_Exercise prompt_
Repeat the whole listing exactly as written.
-- Start of Data listing --
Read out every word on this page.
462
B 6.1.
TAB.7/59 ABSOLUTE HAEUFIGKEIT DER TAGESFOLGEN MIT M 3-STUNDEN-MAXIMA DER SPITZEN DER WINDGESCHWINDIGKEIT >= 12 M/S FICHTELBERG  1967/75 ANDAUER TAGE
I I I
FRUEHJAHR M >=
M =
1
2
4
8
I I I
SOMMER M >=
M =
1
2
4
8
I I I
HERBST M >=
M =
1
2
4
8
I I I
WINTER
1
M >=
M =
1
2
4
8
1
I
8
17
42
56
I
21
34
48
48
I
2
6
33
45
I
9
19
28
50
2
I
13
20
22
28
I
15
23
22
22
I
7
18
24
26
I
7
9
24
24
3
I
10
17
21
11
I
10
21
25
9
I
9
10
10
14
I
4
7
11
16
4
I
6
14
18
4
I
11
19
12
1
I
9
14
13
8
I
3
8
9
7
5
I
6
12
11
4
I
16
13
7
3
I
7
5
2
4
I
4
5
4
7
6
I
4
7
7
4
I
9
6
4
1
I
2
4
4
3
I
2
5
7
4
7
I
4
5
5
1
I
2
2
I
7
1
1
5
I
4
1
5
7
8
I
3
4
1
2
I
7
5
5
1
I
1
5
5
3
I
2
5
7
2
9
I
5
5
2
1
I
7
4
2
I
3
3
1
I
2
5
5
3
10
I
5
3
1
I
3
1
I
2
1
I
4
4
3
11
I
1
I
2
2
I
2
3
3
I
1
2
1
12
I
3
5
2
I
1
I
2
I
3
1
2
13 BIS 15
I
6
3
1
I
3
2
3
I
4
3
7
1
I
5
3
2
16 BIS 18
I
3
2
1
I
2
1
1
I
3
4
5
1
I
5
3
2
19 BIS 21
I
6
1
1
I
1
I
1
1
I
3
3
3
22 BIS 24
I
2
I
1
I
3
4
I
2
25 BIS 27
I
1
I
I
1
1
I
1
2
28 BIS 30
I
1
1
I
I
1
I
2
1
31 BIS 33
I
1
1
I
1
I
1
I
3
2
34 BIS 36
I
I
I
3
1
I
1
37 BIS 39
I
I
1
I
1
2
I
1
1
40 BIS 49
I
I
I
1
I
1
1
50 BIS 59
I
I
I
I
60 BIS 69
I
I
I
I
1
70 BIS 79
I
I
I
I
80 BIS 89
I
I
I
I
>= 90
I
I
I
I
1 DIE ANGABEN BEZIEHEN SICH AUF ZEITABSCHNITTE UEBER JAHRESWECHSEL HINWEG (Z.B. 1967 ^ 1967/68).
-- End of Data listing --
_Response below_
Read out every word on this page.
462
B 6.1.
TAB.7/59 ABSOLUTE HAEUFIGKEIT DER TAGESFOLGEN MIT M 3-STUNDEN-MAXIMA DER SPITZEN DER WINDGESCHWINDIGKEIT >= 12 M/S FICHTELBERG  1967/75 ANDAUER TAGE
I I I
FRUEHJAHR M >=
M =
1
2
4
8
I I I
SOMMER M >=
M =
1
2
4
8
I I I
HERBST M >=
M =
1
2
4
8
I I I
WINTER
1
M >=
M =
1
2
4
8
1
I
8
17
42
56
I
21
34
48
48
I
2
6
33
45
I
9
19
28
50
2
I
13
20
22
28
I
15
23
22
22
I
7
18
24
26
I
7
9
24
24
3
I
10
17
21
11
I
10
21
25
9
I
9
10
10
14
I
4
7
11
16
4
I
6
14
18
4
I
11
19
12
1
I
9
14
13
8
I
3
8
9
7
5
I
6
12
11
4
I
16
13
7
3
I
7
5
2
4
I
4
5
4
7
6
I
4
7
7
4
I
9
6
4
1
I
2
4
4
3
I
2
5
7
4
7
I
4
5
5
1
I
2
2
I
7
1
1
5
I
4
1
5
7
8
I
3
4
1
2
I
7
5
5
1
I
1
5
5
3
I
2
5
7
2
9
I
5
5
2
1
I
7
4
2
I
3
3
1
I
2
5
5
3
10
I
5
3
1
I
3
1
I
2
1
I
4
4
3
11
I
1
I
2
2
I
2
3
3
I
1
2
1
12
I
3
5
2
I
1
I
2
I
3
1
2
13 BIS 15
I
6
3
1
I
3
2
3
I
4
3
7
1
I
5
3
2
16 BIS 18
I
3
2
1
I
2
1
1
I
3
4
5
1
I
5
3
2
19 BIS 21
I
6
1
1
I
1
I
1
1
I
3
3
3
22 BIS 24
I
2
I
1
I
3
4
I
2
25 BIS 27
I
1
I
I
1
1
I
1
2
28 BIS 30
I
1
1
I
I
1
I
2
1
31 BIS 33
I
1
1
I
1
I
1
I
3
2
34 BIS 36
I
I
I
3
1
I
1
37 BIS 39
I
I
1
I
1
2
I
1
1
40 BIS 49
I
I
I
1
I
1
1
50 BIS 59
I
I
I
I
60 BIS 69
I
I
I
I
1
70 BIS 79
I
I
I
I
80 BIS 89
I
I
I
I
>= 90
I
I
I
I
1 DIE ANGABEN BEZIEHEN SICH AUF ZEITABSCHNITTE UEBER JAHRESWECHSEL HINWEG (Z.B. 1967 ^ 1967/68).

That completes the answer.